__Exercise instructions__
Find every line below that contains the word "освидетельствованию" and copy it out.
* begin The records *
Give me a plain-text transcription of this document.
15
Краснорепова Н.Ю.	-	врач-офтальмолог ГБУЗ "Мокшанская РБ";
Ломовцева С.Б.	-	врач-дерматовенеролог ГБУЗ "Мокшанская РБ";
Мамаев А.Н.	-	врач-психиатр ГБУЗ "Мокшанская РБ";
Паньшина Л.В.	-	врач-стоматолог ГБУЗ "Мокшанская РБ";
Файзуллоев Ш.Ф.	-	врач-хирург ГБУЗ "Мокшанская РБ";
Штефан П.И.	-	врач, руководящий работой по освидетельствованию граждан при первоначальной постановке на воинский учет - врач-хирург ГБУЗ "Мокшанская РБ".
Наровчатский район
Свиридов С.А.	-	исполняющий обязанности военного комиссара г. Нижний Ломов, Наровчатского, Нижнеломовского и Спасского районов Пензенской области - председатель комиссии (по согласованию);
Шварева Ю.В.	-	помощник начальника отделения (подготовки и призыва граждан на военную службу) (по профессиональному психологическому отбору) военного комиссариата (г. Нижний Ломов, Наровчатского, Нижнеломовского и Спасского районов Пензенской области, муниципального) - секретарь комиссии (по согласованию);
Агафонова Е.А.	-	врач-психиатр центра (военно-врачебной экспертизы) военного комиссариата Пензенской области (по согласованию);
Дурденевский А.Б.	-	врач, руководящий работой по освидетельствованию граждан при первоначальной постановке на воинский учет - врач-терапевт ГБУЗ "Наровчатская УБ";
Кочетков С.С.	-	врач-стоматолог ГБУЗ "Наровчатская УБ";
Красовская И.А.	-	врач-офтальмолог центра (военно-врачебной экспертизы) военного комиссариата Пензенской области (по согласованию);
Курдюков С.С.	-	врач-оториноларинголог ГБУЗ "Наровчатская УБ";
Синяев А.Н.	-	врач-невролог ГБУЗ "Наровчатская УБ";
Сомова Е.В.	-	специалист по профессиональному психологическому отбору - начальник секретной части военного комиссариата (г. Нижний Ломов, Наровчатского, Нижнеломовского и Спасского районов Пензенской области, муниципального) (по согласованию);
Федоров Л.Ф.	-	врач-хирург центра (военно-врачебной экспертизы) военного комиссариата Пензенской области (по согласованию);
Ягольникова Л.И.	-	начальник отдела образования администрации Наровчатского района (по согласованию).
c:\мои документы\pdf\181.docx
* end The records *
__Exercise answer__
Штефан П.И.	-	врач, руководящий работой по освидетельствованию граждан при первоначальной постановке на воинский учет - врач-хирург ГБУЗ "Мокшанская РБ".
Дурденевский А.Б.	-	врач, руководящий работой по освидетельствованию граждан при первоначальной постановке на воинский учет - врач-терапевт ГБУЗ "Наровчатская УБ";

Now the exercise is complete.